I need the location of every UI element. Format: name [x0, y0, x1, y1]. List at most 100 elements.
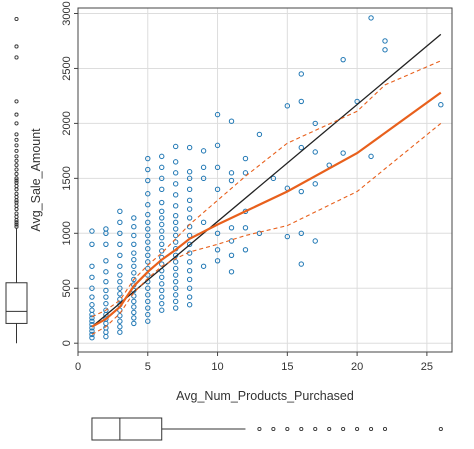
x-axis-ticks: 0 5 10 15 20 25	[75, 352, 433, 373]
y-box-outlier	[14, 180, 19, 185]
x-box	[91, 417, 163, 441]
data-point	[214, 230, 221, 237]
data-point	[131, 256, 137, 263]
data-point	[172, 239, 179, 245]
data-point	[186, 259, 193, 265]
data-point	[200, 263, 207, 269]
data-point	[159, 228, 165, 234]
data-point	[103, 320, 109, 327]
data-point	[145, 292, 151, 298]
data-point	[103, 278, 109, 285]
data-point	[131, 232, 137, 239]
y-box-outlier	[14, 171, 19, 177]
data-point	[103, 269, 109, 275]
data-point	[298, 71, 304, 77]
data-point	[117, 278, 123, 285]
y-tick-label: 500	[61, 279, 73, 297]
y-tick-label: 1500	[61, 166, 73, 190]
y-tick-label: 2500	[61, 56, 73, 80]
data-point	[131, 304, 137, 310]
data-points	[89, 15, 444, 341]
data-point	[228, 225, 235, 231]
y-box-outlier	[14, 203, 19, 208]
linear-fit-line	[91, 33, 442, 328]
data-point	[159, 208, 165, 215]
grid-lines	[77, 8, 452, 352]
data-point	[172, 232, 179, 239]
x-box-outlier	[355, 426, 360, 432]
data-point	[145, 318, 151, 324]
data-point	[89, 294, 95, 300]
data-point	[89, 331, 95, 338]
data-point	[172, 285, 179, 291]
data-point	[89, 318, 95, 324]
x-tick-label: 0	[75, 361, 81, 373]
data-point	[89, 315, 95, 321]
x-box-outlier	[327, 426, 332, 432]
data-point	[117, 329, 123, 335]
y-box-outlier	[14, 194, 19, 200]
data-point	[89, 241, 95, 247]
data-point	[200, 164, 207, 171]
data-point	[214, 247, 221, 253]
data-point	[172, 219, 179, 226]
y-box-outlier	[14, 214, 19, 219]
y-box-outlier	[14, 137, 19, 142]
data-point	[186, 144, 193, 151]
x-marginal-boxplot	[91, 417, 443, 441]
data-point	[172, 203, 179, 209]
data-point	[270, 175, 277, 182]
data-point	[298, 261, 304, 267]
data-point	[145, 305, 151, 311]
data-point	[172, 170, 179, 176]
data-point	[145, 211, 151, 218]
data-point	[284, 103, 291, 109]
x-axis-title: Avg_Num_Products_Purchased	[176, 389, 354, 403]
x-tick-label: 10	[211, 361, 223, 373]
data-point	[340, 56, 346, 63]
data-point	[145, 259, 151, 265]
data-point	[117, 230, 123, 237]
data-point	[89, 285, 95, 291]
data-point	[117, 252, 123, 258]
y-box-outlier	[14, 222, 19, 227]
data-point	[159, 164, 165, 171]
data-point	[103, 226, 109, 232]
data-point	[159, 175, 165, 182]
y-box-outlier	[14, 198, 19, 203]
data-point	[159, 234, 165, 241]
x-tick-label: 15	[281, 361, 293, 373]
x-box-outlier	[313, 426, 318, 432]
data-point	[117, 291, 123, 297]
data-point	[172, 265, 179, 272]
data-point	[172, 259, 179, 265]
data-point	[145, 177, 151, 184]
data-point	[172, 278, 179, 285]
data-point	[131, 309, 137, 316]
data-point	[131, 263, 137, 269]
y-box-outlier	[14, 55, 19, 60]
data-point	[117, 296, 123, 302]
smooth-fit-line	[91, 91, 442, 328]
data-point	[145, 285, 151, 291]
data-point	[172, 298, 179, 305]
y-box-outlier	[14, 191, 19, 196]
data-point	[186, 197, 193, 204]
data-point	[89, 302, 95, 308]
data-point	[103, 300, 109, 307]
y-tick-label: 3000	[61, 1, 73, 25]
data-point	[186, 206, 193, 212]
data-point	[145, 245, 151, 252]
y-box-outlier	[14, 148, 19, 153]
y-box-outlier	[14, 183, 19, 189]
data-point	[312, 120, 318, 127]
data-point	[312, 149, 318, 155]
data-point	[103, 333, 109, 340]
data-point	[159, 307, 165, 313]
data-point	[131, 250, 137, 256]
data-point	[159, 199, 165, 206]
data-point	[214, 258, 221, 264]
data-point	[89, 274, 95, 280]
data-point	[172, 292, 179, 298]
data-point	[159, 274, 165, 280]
--*--
* _TASK GOAL_:
Present each line of the data above as a row in a Markdown table with two columns, No. and Entry. Leave out blank lines and the pictures.

* _RESULT OF THIS EXERCISE_:
| No. | Entry |
|---|---|
| 1 | I need the location of every UI element. Format: name [x0, y0, x1, y1]. List at most 100 elements. |
| 2 | x-axis-ticks: 0 5 10 15 20 25	[75, 352, 433, 373] |
| 3 | y-box-outlier	[14, 180, 19, 185] |
| 4 | x-box	[91, 417, 163, 441] |
| 5 | data-point	[214, 230, 221, 237] |
| 6 | data-point	[131, 256, 137, 263] |
| 7 | data-point	[172, 239, 179, 245] |
| 8 | data-point	[186, 259, 193, 265] |
| 9 | data-point	[200, 263, 207, 269] |
| 10 | data-point	[159, 228, 165, 234] |
| 11 | data-point	[103, 320, 109, 327] |
| 12 | data-point	[145, 292, 151, 298] |
| 13 | data-point	[103, 278, 109, 285] |
| 14 | data-point	[131, 232, 137, 239] |
| 15 | y-box-outlier	[14, 171, 19, 177] |
| 16 | data-point	[103, 269, 109, 275] |
| 17 | data-point	[298, 71, 304, 77] |
| 18 | data-point	[117, 278, 123, 285] |
| 19 | y-tick-label: 500	[61, 279, 73, 297] |
| 20 | y-tick-label: 1500	[61, 166, 73, 190] |
| 21 | y-tick-label: 2500	[61, 56, 73, 80] |
| 22 | data-point	[131, 304, 137, 310] |
| 23 | data-points	[89, 15, 444, 341] |
| 24 | data-point	[228, 225, 235, 231] |
| 25 | y-box-outlier	[14, 203, 19, 208] |
| 26 | linear-fit-line	[91, 33, 442, 328] |
| 27 | data-point	[159, 208, 165, 215] |
| 28 | grid-lines	[77, 8, 452, 352] |
| 29 | data-point	[172, 232, 179, 239] |
| 30 | x-box-outlier	[355, 426, 360, 432] |
| 31 | data-point	[145, 318, 151, 324] |
| 32 | data-point	[89, 294, 95, 300] |
| 33 | data-point	[89, 331, 95, 338] |
| 34 | data-point	[172, 285, 179, 291] |
| 35 | data-point	[89, 318, 95, 324] |
| 36 | x-tick-label: 0	[75, 361, 81, 373] |
| 37 | data-point	[89, 315, 95, 321] |
| 38 | x-box-outlier	[327, 426, 332, 432] |
| 39 | data-point	[117, 329, 123, 335] |
| 40 | y-box-outlier	[14, 194, 19, 200] |
| 41 | data-point	[89, 241, 95, 247] |
| 42 | data-point	[200, 164, 207, 171] |
| 43 | data-point	[214, 247, 221, 253] |
| 44 | data-point	[172, 219, 179, 226] |
| 45 | y-box-outlier	[14, 214, 19, 219] |
| 46 | y-box-outlier	[14, 137, 19, 142] |
| 47 | data-point	[186, 144, 193, 151] |
| 48 | x-marginal-boxplot	[91, 417, 443, 441] |
| 49 | data-point	[172, 203, 179, 209] |
| 50 | data-point	[270, 175, 277, 182] |
| 51 | data-point	[298, 261, 304, 267] |
| 52 | data-point	[145, 305, 151, 311] |
| 53 | data-point	[172, 170, 179, 176] |
| 54 | data-point	[145, 211, 151, 218] |
| 55 | data-point	[284, 103, 291, 109] |
| 56 | x-axis-title: Avg_Num_Products_Purchased	[176, 389, 354, 403] |
| 57 | x-tick-label: 10	[211, 361, 223, 373] |
| 58 | data-point	[340, 56, 346, 63] |
| 59 | data-point	[145, 259, 151, 265] |
| 60 | data-point	[117, 230, 123, 237] |
| 61 | data-point	[89, 285, 95, 291] |
| 62 | data-point	[117, 252, 123, 258] |
| 63 | y-box-outlier	[14, 222, 19, 227] |
| 64 | data-point	[159, 164, 165, 171] |
| 65 | data-point	[103, 226, 109, 232] |
| 66 | data-point	[159, 175, 165, 182] |
| 67 | y-box-outlier	[14, 198, 19, 203] |
| 68 | data-point	[159, 234, 165, 241] |
| 69 | x-tick-label: 15	[281, 361, 293, 373] |
| 70 | x-box-outlier	[313, 426, 318, 432] |
| 71 | data-point	[117, 291, 123, 297] |
| 72 | data-point	[172, 265, 179, 272] |
| 73 | data-point	[172, 259, 179, 265] |
| 74 | data-point	[145, 177, 151, 184] |
| 75 | data-point	[172, 278, 179, 285] |
| 76 | data-point	[131, 309, 137, 316] |
| 77 | data-point	[131, 263, 137, 269] |
| 78 | y-box-outlier	[14, 55, 19, 60] |
| 79 | data-point	[117, 296, 123, 302] |
| 80 | smooth-fit-line	[91, 91, 442, 328] |
| 81 | data-point	[145, 285, 151, 291] |
| 82 | data-point	[172, 298, 179, 305] |
| 83 | y-box-outlier	[14, 191, 19, 196] |
| 84 | data-point	[186, 197, 193, 204] |
| 85 | data-point	[89, 302, 95, 308] |
| 86 | data-point	[103, 300, 109, 307] |
| 87 | y-tick-label: 3000	[61, 1, 73, 25] |
| 88 | data-point	[186, 206, 193, 212] |
| 89 | data-point	[145, 245, 151, 252] |
| 90 | y-box-outlier	[14, 148, 19, 153] |
| 91 | y-box-outlier	[14, 183, 19, 189] |
| 92 | data-point	[312, 120, 318, 127] |
| 93 | data-point	[312, 149, 318, 155] |
| 94 | data-point	[103, 333, 109, 340] |
| 95 | data-point	[159, 307, 165, 313] |
| 96 | data-point	[131, 250, 137, 256] |
| 97 | data-point	[159, 199, 165, 206] |
| 98 | data-point	[214, 258, 221, 264] |
| 99 | data-point	[89, 274, 95, 280] |
| 100 | data-point	[172, 292, 179, 298] |
| 101 | data-point	[159, 274, 165, 280] |